[Data excerpts]

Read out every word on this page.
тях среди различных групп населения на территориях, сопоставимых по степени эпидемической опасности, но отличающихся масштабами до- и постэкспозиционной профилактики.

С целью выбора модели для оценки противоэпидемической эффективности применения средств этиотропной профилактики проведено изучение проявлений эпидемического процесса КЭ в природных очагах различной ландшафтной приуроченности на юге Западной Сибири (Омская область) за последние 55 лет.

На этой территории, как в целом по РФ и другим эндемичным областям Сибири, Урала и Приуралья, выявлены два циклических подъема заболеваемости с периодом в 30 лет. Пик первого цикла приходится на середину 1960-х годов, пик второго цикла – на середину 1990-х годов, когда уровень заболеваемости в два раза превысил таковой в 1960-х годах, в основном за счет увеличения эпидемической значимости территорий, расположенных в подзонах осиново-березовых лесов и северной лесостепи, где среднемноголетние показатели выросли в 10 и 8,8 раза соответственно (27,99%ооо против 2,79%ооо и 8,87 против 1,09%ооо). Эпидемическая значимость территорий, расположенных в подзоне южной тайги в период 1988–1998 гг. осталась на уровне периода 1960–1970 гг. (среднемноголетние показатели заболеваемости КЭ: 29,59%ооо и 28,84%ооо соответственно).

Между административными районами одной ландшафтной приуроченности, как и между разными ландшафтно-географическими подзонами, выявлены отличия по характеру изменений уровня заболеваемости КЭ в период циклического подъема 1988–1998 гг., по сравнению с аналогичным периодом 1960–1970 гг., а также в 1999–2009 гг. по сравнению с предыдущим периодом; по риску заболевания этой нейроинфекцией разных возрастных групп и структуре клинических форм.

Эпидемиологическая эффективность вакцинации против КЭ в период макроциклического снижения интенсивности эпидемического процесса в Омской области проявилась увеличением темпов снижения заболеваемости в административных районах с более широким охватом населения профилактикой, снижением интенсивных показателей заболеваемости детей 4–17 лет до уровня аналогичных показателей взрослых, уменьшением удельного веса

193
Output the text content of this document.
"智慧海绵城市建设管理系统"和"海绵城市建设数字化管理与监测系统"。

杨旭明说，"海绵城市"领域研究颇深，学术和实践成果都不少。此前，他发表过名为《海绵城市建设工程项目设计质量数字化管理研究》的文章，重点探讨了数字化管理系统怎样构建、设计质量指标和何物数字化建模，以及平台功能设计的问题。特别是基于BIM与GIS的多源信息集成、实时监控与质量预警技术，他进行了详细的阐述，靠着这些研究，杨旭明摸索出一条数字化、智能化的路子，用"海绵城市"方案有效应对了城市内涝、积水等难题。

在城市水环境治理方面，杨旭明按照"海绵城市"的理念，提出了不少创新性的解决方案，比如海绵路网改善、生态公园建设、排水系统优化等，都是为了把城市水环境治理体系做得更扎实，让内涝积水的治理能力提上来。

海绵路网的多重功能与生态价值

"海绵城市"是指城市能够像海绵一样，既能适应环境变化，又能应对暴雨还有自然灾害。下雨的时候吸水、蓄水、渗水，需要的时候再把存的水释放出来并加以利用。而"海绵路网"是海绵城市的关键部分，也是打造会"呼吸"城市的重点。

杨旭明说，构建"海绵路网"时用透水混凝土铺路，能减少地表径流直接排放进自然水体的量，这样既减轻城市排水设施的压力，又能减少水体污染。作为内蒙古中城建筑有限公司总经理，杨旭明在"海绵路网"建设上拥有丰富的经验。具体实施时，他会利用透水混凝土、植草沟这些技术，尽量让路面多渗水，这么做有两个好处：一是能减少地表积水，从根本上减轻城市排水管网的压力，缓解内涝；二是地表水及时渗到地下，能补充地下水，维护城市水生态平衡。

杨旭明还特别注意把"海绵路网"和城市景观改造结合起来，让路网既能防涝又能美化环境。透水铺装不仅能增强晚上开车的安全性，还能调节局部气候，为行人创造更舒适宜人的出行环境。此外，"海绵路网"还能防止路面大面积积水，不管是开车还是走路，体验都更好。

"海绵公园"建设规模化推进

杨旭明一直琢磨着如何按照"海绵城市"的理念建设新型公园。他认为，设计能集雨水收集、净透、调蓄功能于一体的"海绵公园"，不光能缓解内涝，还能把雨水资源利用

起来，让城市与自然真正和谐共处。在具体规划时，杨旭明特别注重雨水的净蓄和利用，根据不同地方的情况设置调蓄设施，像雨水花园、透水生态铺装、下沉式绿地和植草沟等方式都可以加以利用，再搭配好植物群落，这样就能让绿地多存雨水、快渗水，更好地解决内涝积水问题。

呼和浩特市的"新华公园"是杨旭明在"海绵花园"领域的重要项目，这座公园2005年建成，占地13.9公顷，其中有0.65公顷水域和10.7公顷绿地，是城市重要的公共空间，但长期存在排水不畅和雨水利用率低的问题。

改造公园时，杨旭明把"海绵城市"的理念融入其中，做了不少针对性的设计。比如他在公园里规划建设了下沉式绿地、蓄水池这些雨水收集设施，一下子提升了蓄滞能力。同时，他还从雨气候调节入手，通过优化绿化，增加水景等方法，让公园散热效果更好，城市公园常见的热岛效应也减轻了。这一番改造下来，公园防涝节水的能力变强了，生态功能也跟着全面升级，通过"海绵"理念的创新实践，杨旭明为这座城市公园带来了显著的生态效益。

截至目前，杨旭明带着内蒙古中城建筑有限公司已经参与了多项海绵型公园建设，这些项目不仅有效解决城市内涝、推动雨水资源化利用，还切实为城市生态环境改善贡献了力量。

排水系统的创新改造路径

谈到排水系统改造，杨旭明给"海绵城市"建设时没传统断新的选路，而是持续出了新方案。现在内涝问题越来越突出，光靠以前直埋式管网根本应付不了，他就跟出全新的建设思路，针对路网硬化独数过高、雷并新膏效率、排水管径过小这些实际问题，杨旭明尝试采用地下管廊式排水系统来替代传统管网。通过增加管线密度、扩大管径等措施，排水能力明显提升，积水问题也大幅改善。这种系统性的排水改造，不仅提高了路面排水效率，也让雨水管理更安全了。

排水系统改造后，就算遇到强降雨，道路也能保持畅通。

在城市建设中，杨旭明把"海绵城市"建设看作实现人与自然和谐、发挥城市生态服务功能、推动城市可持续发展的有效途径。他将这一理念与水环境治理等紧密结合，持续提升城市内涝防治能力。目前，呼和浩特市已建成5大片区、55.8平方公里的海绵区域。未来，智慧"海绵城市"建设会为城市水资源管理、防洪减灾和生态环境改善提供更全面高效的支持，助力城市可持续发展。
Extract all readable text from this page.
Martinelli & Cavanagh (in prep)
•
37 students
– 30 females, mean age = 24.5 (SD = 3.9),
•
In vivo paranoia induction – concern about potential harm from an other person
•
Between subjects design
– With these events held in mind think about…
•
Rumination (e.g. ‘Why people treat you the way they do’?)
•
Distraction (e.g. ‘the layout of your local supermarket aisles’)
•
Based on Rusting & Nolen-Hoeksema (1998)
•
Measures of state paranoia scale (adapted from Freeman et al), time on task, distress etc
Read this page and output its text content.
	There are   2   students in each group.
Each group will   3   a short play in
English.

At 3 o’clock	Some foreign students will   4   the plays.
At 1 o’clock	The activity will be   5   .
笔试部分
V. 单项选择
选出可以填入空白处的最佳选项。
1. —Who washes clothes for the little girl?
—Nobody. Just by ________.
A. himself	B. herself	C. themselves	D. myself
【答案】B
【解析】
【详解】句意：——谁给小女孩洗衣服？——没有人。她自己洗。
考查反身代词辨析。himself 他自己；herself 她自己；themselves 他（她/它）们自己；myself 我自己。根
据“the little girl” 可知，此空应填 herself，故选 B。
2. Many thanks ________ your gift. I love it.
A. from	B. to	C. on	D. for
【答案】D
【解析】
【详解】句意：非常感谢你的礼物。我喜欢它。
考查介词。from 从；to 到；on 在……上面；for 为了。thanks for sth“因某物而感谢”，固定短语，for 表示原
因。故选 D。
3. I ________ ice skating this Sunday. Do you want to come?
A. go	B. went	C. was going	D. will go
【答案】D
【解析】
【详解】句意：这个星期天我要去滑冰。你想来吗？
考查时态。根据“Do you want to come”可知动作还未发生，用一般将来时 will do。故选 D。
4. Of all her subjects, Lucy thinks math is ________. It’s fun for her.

TO BE DONE — Copy each line in the data that holds the word "page".

RESULT OF THE EXERCISE —
Read out every word on this page.
Extract all readable text from this page.
Read this page and output its text content.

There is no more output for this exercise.